In the material below, identify each line bearing the word "this". Reproduce those lines.
- - - - -
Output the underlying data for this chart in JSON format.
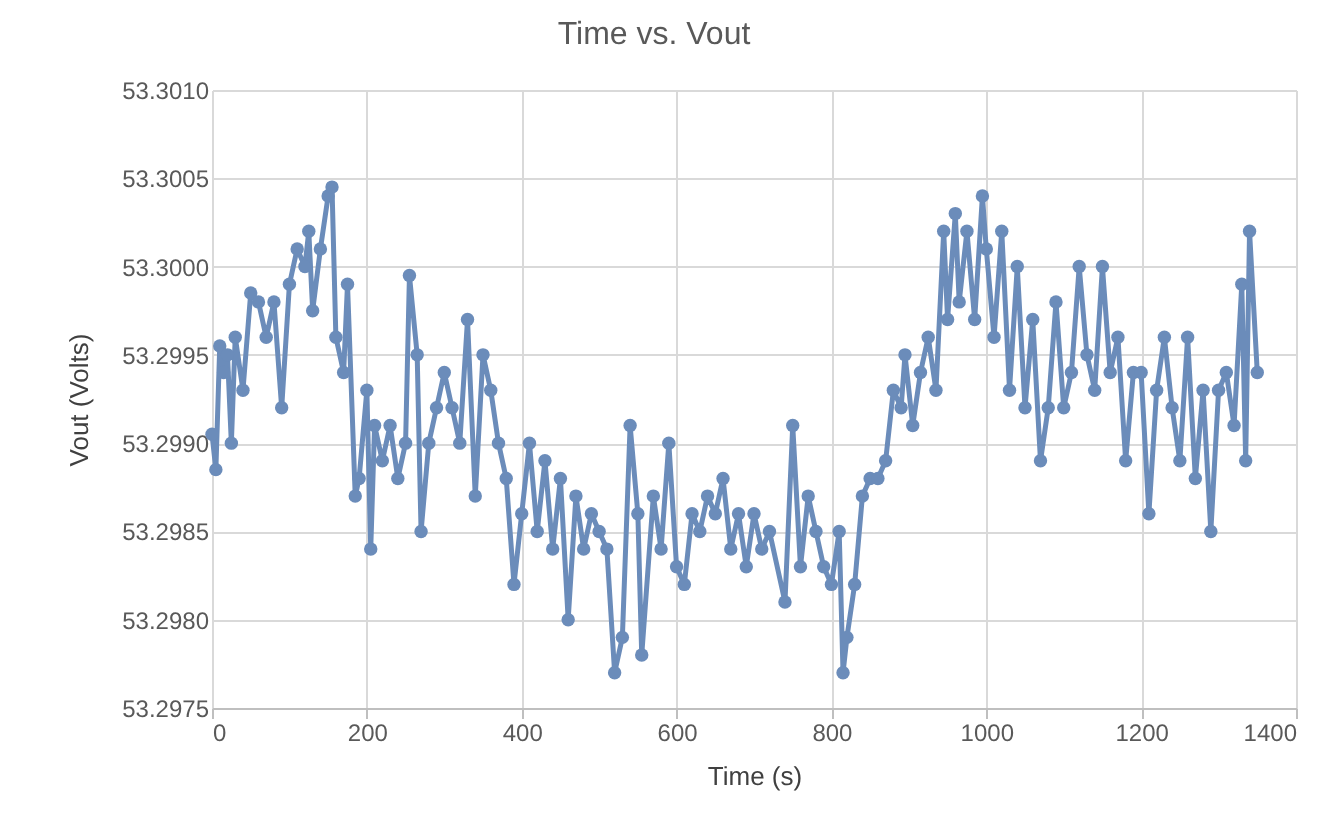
{
  "chart_data": {
    "type": "line",
    "title": "Time vs. Vout",
    "xlabel": "Time (s)",
    "ylabel": "Vout (Volts)",
    "x": [
      0,
      5,
      10,
      15,
      20,
      25,
      30,
      40,
      50,
      60,
      70,
      80,
      90,
      100,
      110,
      120,
      125,
      130,
      140,
      150,
      155,
      160,
      170,
      175,
      185,
      190,
      200,
      205,
      210,
      220,
      230,
      240,
      250,
      255,
      265,
      270,
      280,
      290,
      300,
      310,
      320,
      330,
      340,
      350,
      360,
      370,
      380,
      390,
      400,
      410,
      420,
      430,
      440,
      450,
      460,
      470,
      480,
      490,
      500,
      510,
      520,
      530,
      540,
      550,
      555,
      570,
      580,
      590,
      600,
      610,
      620,
      630,
      640,
      650,
      660,
      670,
      680,
      690,
      700,
      710,
      720,
      740,
      750,
      760,
      770,
      780,
      790,
      800,
      810,
      815,
      820,
      830,
      840,
      850,
      860,
      870,
      880,
      890,
      895,
      905,
      915,
      925,
      935,
      945,
      950,
      960,
      965,
      975,
      985,
      995,
      1000,
      1010,
      1020,
      1030,
      1040,
      1050,
      1060,
      1070,
      1080,
      1090,
      1100,
      1110,
      1120,
      1130,
      1140,
      1150,
      1160,
      1170,
      1180,
      1190,
      1200,
      1210,
      1220,
      1230,
      1240,
      1250,
      1260,
      1270,
      1280,
      1290,
      1300,
      1310,
      1320,
      1330,
      1335,
      1340,
      1350
    ],
    "series": [
      {
        "color": "#6b8cba",
        "values": [
          53.29905,
          53.29885,
          53.29955,
          53.2994,
          53.2995,
          53.299,
          53.2996,
          53.2993,
          53.29985,
          53.2998,
          53.2996,
          53.2998,
          53.2992,
          53.2999,
          53.3001,
          53.3,
          53.3002,
          53.29975,
          53.3001,
          53.3004,
          53.30045,
          53.2996,
          53.2994,
          53.2999,
          53.2987,
          53.2988,
          53.2993,
          53.2984,
          53.2991,
          53.2989,
          53.2991,
          53.2988,
          53.299,
          53.29995,
          53.2995,
          53.2985,
          53.299,
          53.2992,
          53.2994,
          53.2992,
          53.299,
          53.2997,
          53.2987,
          53.2995,
          53.2993,
          53.299,
          53.2988,
          53.2982,
          53.2986,
          53.299,
          53.2985,
          53.2989,
          53.2984,
          53.2988,
          53.298,
          53.2987,
          53.2984,
          53.2986,
          53.2985,
          53.2984,
          53.2977,
          53.2979,
          53.2991,
          53.2986,
          53.2978,
          53.2987,
          53.2984,
          53.299,
          53.2983,
          53.2982,
          53.2986,
          53.2985,
          53.2987,
          53.2986,
          53.2988,
          53.2984,
          53.2986,
          53.2983,
          53.2986,
          53.2984,
          53.2985,
          53.2981,
          53.2991,
          53.2983,
          53.2987,
          53.2985,
          53.2983,
          53.2982,
          53.2985,
          53.2977,
          53.2979,
          53.2982,
          53.2987,
          53.2988,
          53.2988,
          53.2989,
          53.2993,
          53.2992,
          53.2995,
          53.2991,
          53.2994,
          53.2996,
          53.2993,
          53.3002,
          53.2997,
          53.3003,
          53.2998,
          53.3002,
          53.2997,
          53.3004,
          53.3001,
          53.2996,
          53.3002,
          53.2993,
          53.3,
          53.2992,
          53.2997,
          53.2989,
          53.2992,
          53.2998,
          53.2992,
          53.2994,
          53.3,
          53.2995,
          53.2993,
          53.3,
          53.2994,
          53.2996,
          53.2989,
          53.2994,
          53.2994,
          53.2986,
          53.2993,
          53.2996,
          53.2992,
          53.2989,
          53.2996,
          53.2988,
          53.2993,
          53.2985,
          53.2993,
          53.2994,
          53.2991,
          53.2999,
          53.2989,
          53.3002,
          53.2994
        ]
      }
    ],
    "xlim": [
      0,
      1400
    ],
    "xticks": [
      0,
      200,
      400,
      600,
      800,
      1000,
      1200,
      1400
    ],
    "ylim": [
      53.2975,
      53.301
    ],
    "yticks": [
      {
        "value": 53.2975,
        "label": "53.2975"
      },
      {
        "value": 53.298,
        "label": "53.2980"
      },
      {
        "value": 53.2985,
        "label": "53.2985"
      },
      {
        "value": 53.299,
        "label": "53.2990"
      },
      {
        "value": 53.2995,
        "label": "53.2995"
      },
      {
        "value": 53.3,
        "label": "53.3000"
      },
      {
        "value": 53.3005,
        "label": "53.3005"
      },
      {
        "value": 53.301,
        "label": "53.3010"
      }
    ],
    "grid": true,
    "marker": "circle",
    "line_style": "solid"
  }
}
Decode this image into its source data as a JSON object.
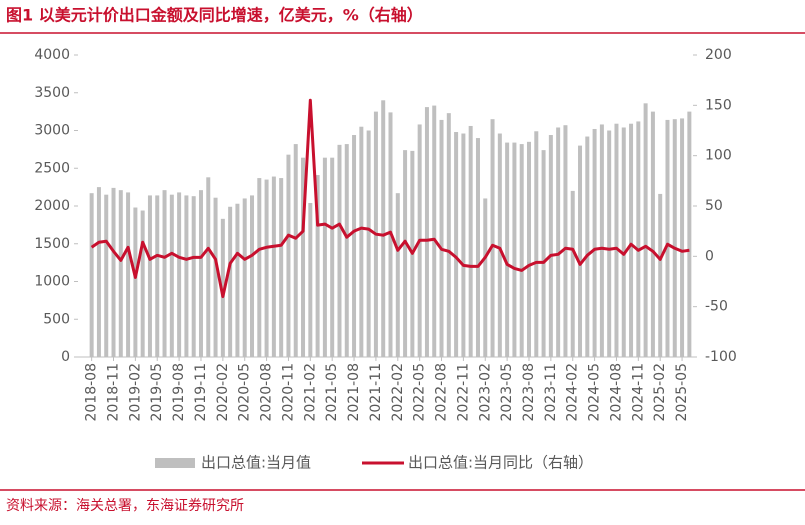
{
  "title": "图1  以美元计价出口金额及同比增速，亿美元，%（右轴）",
  "source": "资料来源：海关总署，东海证券研究所",
  "chart_data": {
    "type": "bar",
    "categories": [
      "2018-08",
      null,
      null,
      "2018-11",
      null,
      null,
      "2019-02",
      null,
      null,
      "2019-05",
      null,
      null,
      "2019-08",
      null,
      null,
      "2019-11",
      null,
      null,
      "2020-02",
      null,
      null,
      "2020-05",
      null,
      null,
      "2020-08",
      null,
      null,
      "2020-11",
      null,
      null,
      "2021-02",
      null,
      null,
      "2021-05",
      null,
      null,
      "2021-08",
      null,
      null,
      "2021-11",
      null,
      null,
      "2022-02",
      null,
      null,
      "2022-05",
      null,
      null,
      "2022-08",
      null,
      null,
      "2022-11",
      null,
      null,
      "2023-02",
      null,
      null,
      "2023-05",
      null,
      null,
      "2023-08",
      null,
      null,
      "2023-11",
      null,
      null,
      "2024-02",
      null,
      null,
      "2024-05",
      null,
      null,
      "2024-08",
      null,
      null,
      "2024-11",
      null,
      null,
      "2025-02",
      null,
      null,
      "2025-05",
      null
    ],
    "series": [
      {
        "name": "出口总值:当月值",
        "type": "bar",
        "color": "#bfbfbf",
        "values": [
          2170,
          2250,
          2150,
          2240,
          2210,
          2180,
          1980,
          1940,
          2140,
          2140,
          2210,
          2150,
          2180,
          2140,
          2130,
          2210,
          2380,
          2110,
          1830,
          1990,
          2030,
          2100,
          2140,
          2370,
          2350,
          2390,
          2370,
          2680,
          2820,
          2640,
          2040,
          2410,
          2640,
          2640,
          2810,
          2820,
          2940,
          3050,
          3000,
          3250,
          3400,
          3240,
          2170,
          2740,
          2730,
          3080,
          3310,
          3330,
          3140,
          3230,
          2980,
          2960,
          3060,
          2900,
          2100,
          3150,
          2960,
          2840,
          2840,
          2820,
          2850,
          2990,
          2740,
          2940,
          3040,
          3070,
          2200,
          2800,
          2920,
          3020,
          3080,
          3000,
          3090,
          3040,
          3090,
          3120,
          3360,
          3250,
          2160,
          3140,
          3150,
          3160,
          3250
        ]
      },
      {
        "name": "出口总值:当月同比（右轴）",
        "type": "line",
        "axis": "y2",
        "color": "#c8102e",
        "values": [
          9,
          14,
          15,
          5,
          -4,
          9,
          -21,
          14,
          -3,
          1,
          -1,
          3,
          -1,
          -3,
          -1,
          -1,
          8,
          -3,
          -40,
          -7,
          3,
          -3,
          1,
          7,
          9,
          10,
          11,
          21,
          18,
          25,
          155,
          31,
          32,
          28,
          32,
          19,
          25,
          28,
          27,
          22,
          21,
          24,
          6,
          15,
          3,
          16,
          16,
          17,
          7,
          5,
          -1,
          -9,
          -10,
          -10,
          -1,
          11,
          8,
          -8,
          -12,
          -14,
          -9,
          -6,
          -6,
          1,
          2,
          8,
          7,
          -8,
          1,
          7,
          8,
          7,
          8,
          2,
          12,
          6,
          10,
          5,
          -3,
          12,
          8,
          5,
          6
        ]
      }
    ],
    "ylim": [
      0,
      4000
    ],
    "yticks": [
      0,
      500,
      1000,
      1500,
      2000,
      2500,
      3000,
      3500,
      4000
    ],
    "y2lim": [
      -100,
      200
    ],
    "y2ticks": [
      -100,
      -50,
      0,
      50,
      100,
      150,
      200
    ],
    "grid": false
  }
}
- - - - -
## REPLY TO THE EXERCISE
Output the underlying data for this chart in JSON format.
Decode this image into its source data as a JSON object.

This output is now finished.